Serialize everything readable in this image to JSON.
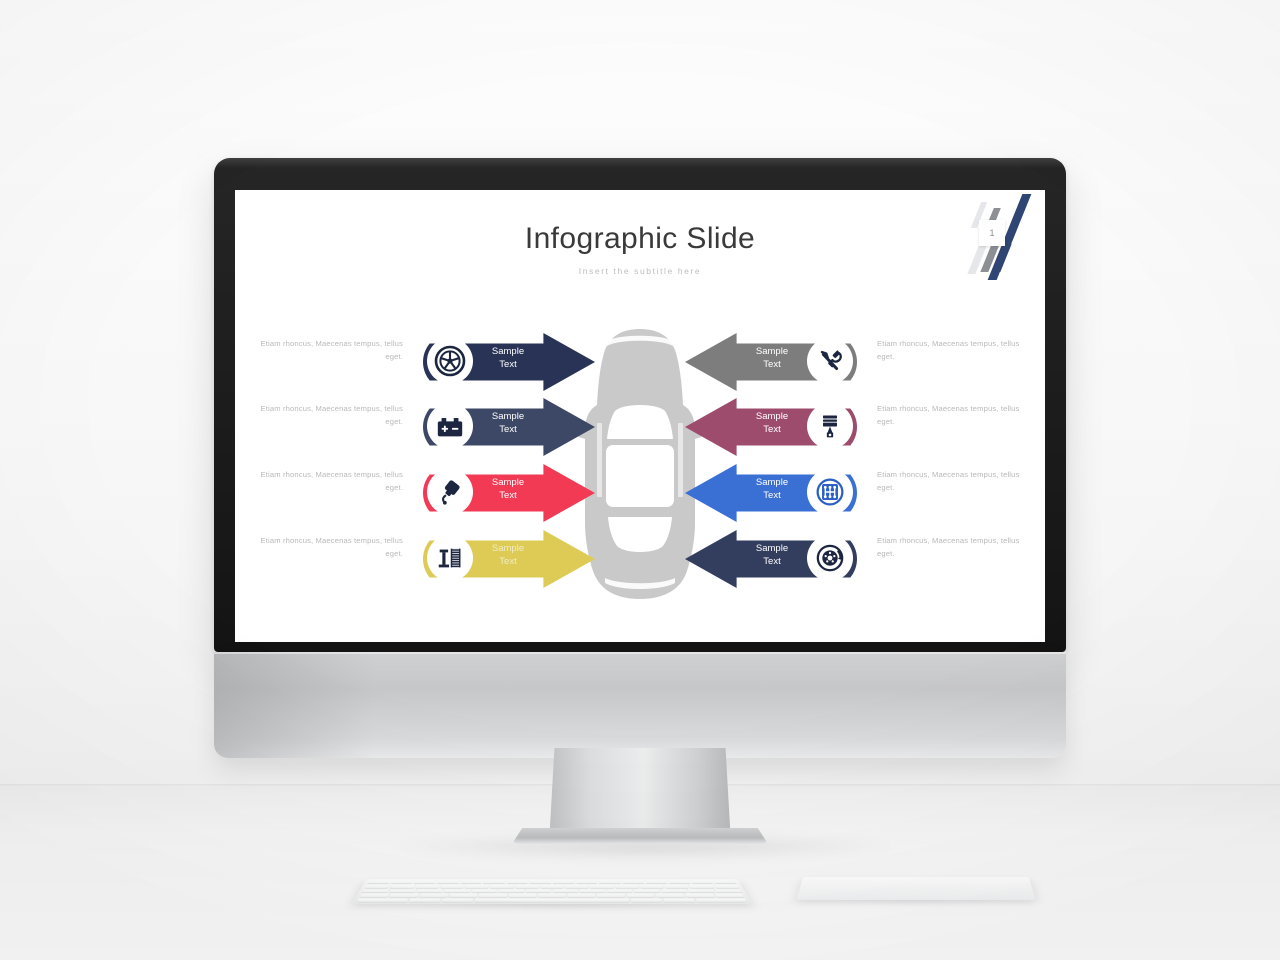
{
  "scene": {
    "device": "desktop-monitor-mockup",
    "peripherals": [
      "keyboard",
      "trackpad"
    ]
  },
  "slide": {
    "title": "Infographic Slide",
    "subtitle": "Insert  the  subtitle  here",
    "corner_badge_number": "1",
    "center_graphic": "car-top-view",
    "center_graphic_color": "#c9c9c9",
    "corner_colors": [
      "#2f4573",
      "#8c8f94",
      "#e6e7ea"
    ],
    "left_items": [
      {
        "label": "Sample\nText",
        "label_line1": "Sample",
        "label_line2": "Text",
        "description": "Etiam rhoncus, Maecenas tempus, tellus eget.",
        "color": "#283356",
        "icon": "wheel-rim-icon",
        "direction": "right"
      },
      {
        "label_line1": "Sample",
        "label_line2": "Text",
        "description": "Etiam rhoncus, Maecenas tempus, tellus eget.",
        "color": "#3d4866",
        "icon": "car-battery-icon",
        "direction": "right"
      },
      {
        "label_line1": "Sample",
        "label_line2": "Text",
        "description": "Etiam rhoncus, Maecenas tempus, tellus eget.",
        "color": "#f23a55",
        "icon": "spark-plug-icon",
        "direction": "right"
      },
      {
        "label_line1": "Sample",
        "label_line2": "Text",
        "description": "Etiam rhoncus, Maecenas tempus, tellus eget.",
        "color": "#ddcb55",
        "icon": "shock-absorber-icon",
        "direction": "right"
      }
    ],
    "right_items": [
      {
        "label_line1": "Sample",
        "label_line2": "Text",
        "description": "Etiam rhoncus, Maecenas tempus, tellus eget.",
        "color": "#7d7d7d",
        "icon": "wrench-screwdriver-icon",
        "direction": "left"
      },
      {
        "label_line1": "Sample",
        "label_line2": "Text",
        "description": "Etiam rhoncus, Maecenas tempus, tellus eget.",
        "color": "#9e4c6e",
        "icon": "piston-icon",
        "direction": "left"
      },
      {
        "label_line1": "Sample",
        "label_line2": "Text",
        "description": "Etiam rhoncus, Maecenas tempus, tellus eget.",
        "color": "#3a6fd4",
        "icon": "gear-shifter-icon",
        "direction": "left"
      },
      {
        "label_line1": "Sample",
        "label_line2": "Text",
        "description": "Etiam rhoncus, Maecenas tempus, tellus eget.",
        "color": "#333d5e",
        "icon": "brake-disc-icon",
        "direction": "left"
      }
    ]
  }
}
· · · ·
Exercise task:
Copy out each record shown above without alteration, skipping any picture.

Solution for this exercise:
Serialize everything readable in this image to JSON.
{
  "scene": {
    "device": "desktop-monitor-mockup",
    "peripherals": [
      "keyboard",
      "trackpad"
    ]
  },
  "slide": {
    "title": "Infographic Slide",
    "subtitle": "Insert  the  subtitle  here",
    "corner_badge_number": "1",
    "center_graphic": "car-top-view",
    "center_graphic_color": "#c9c9c9",
    "corner_colors": [
      "#2f4573",
      "#8c8f94",
      "#e6e7ea"
    ],
    "left_items": [
      {
        "label": "Sample\nText",
        "label_line1": "Sample",
        "label_line2": "Text",
        "description": "Etiam rhoncus, Maecenas tempus, tellus eget.",
        "color": "#283356",
        "icon": "wheel-rim-icon",
        "direction": "right"
      },
      {
        "label_line1": "Sample",
        "label_line2": "Text",
        "description": "Etiam rhoncus, Maecenas tempus, tellus eget.",
        "color": "#3d4866",
        "icon": "car-battery-icon",
        "direction": "right"
      },
      {
        "label_line1": "Sample",
        "label_line2": "Text",
        "description": "Etiam rhoncus, Maecenas tempus, tellus eget.",
        "color": "#f23a55",
        "icon": "spark-plug-icon",
        "direction": "right"
      },
      {
        "label_line1": "Sample",
        "label_line2": "Text",
        "description": "Etiam rhoncus, Maecenas tempus, tellus eget.",
        "color": "#ddcb55",
        "icon": "shock-absorber-icon",
        "direction": "right"
      }
    ],
    "right_items": [
      {
        "label_line1": "Sample",
        "label_line2": "Text",
        "description": "Etiam rhoncus, Maecenas tempus, tellus eget.",
        "color": "#7d7d7d",
        "icon": "wrench-screwdriver-icon",
        "direction": "left"
      },
      {
        "label_line1": "Sample",
        "label_line2": "Text",
        "description": "Etiam rhoncus, Maecenas tempus, tellus eget.",
        "color": "#9e4c6e",
        "icon": "piston-icon",
        "direction": "left"
      },
      {
        "label_line1": "Sample",
        "label_line2": "Text",
        "description": "Etiam rhoncus, Maecenas tempus, tellus eget.",
        "color": "#3a6fd4",
        "icon": "gear-shifter-icon",
        "direction": "left"
      },
      {
        "label_line1": "Sample",
        "label_line2": "Text",
        "description": "Etiam rhoncus, Maecenas tempus, tellus eget.",
        "color": "#333d5e",
        "icon": "brake-disc-icon",
        "direction": "left"
      }
    ]
  }
}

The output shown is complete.